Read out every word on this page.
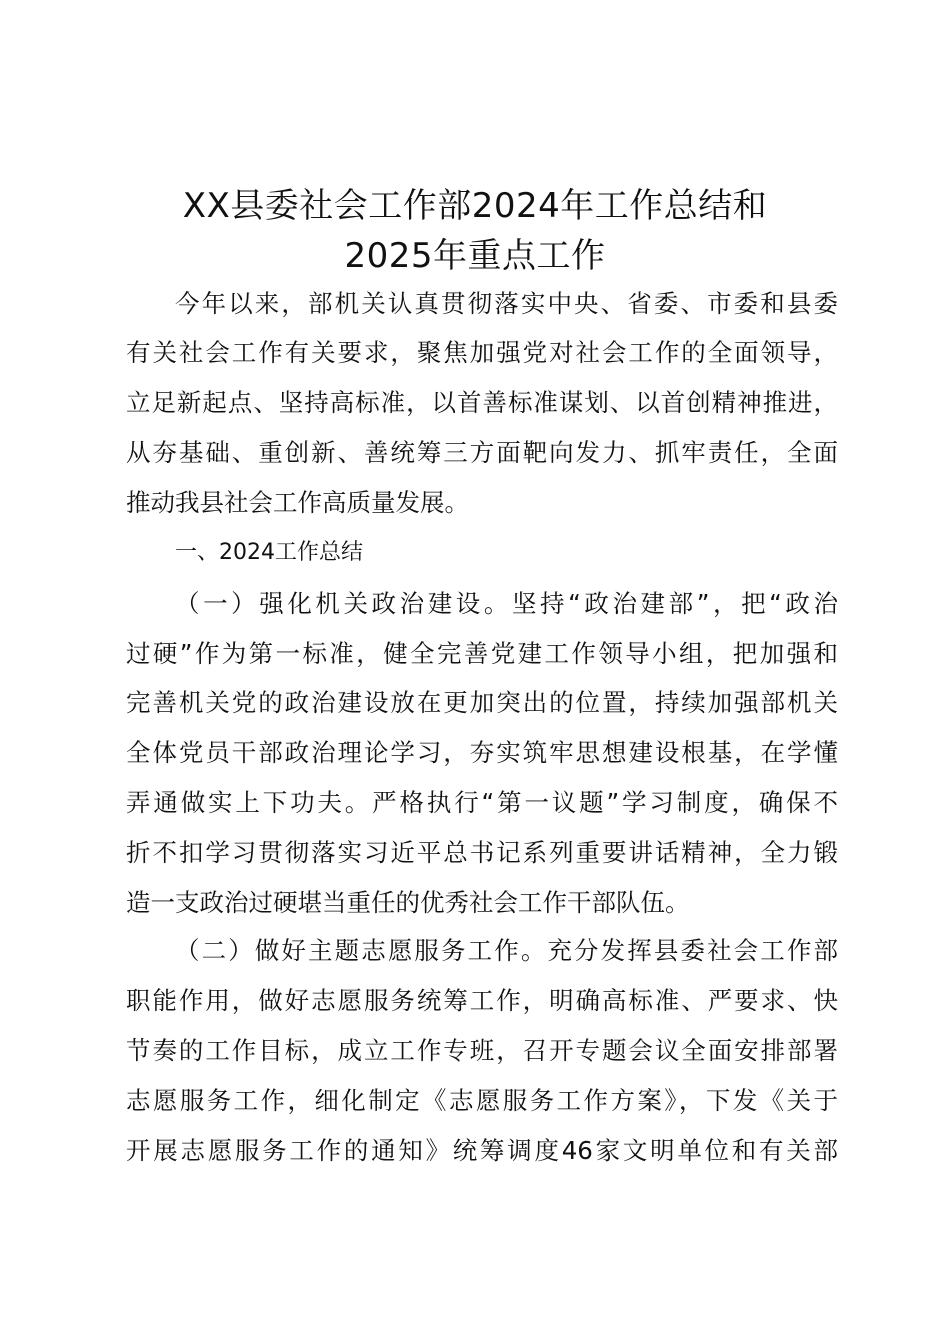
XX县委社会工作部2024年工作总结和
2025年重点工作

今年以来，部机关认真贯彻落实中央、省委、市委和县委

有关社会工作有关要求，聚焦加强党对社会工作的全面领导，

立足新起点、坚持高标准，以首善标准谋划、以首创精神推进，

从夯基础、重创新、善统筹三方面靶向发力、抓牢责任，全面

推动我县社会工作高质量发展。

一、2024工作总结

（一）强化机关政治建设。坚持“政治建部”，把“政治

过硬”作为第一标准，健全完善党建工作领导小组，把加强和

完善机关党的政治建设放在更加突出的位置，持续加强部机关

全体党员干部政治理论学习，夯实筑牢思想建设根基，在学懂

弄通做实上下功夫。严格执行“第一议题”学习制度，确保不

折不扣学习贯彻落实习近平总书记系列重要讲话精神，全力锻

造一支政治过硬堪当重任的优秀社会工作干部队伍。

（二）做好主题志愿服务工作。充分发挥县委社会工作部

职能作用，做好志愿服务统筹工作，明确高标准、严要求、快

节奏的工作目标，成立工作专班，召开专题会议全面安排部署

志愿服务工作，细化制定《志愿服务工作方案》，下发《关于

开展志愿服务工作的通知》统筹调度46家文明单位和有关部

- - - -

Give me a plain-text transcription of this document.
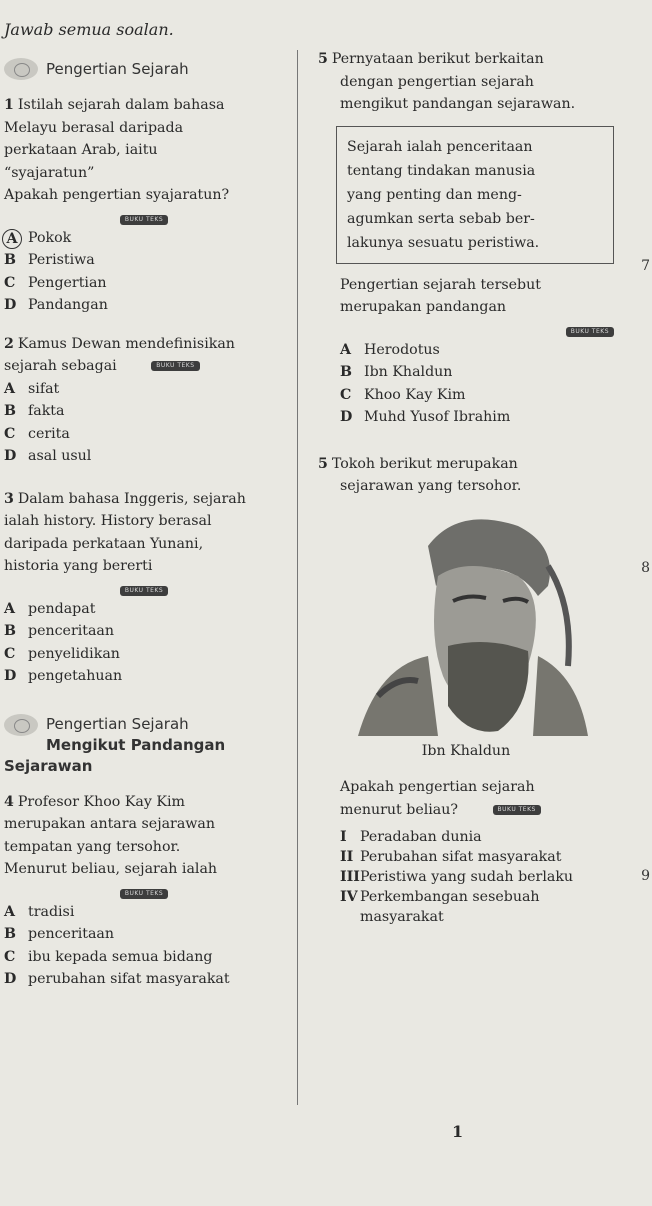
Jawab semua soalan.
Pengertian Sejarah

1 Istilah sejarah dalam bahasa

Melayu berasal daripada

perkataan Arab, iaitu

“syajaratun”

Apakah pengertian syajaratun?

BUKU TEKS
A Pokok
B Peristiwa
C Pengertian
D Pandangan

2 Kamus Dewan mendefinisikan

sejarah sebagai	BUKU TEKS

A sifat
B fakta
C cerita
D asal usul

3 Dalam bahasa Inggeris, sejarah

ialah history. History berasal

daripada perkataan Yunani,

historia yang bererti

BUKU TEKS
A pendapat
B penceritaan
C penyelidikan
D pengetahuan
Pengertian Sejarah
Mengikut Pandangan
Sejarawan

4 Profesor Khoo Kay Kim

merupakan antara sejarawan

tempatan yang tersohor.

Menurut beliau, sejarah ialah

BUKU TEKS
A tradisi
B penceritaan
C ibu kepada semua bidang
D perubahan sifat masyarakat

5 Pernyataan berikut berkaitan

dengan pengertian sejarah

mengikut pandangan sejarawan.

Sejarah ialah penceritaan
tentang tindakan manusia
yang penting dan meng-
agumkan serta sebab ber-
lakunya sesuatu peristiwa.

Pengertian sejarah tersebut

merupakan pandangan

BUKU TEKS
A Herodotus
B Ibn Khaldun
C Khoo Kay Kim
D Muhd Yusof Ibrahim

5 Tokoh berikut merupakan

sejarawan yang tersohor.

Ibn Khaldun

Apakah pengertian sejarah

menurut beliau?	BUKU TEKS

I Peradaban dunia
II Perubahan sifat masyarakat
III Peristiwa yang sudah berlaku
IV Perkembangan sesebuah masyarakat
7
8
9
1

- - - -

YOUR OBJECTIVE: Go through the records and gather the lines that hold "perkataan".

SOLUTION FOR THIS EXERCISE:
perkataan Arab, iaitu
daripada perkataan Yunani,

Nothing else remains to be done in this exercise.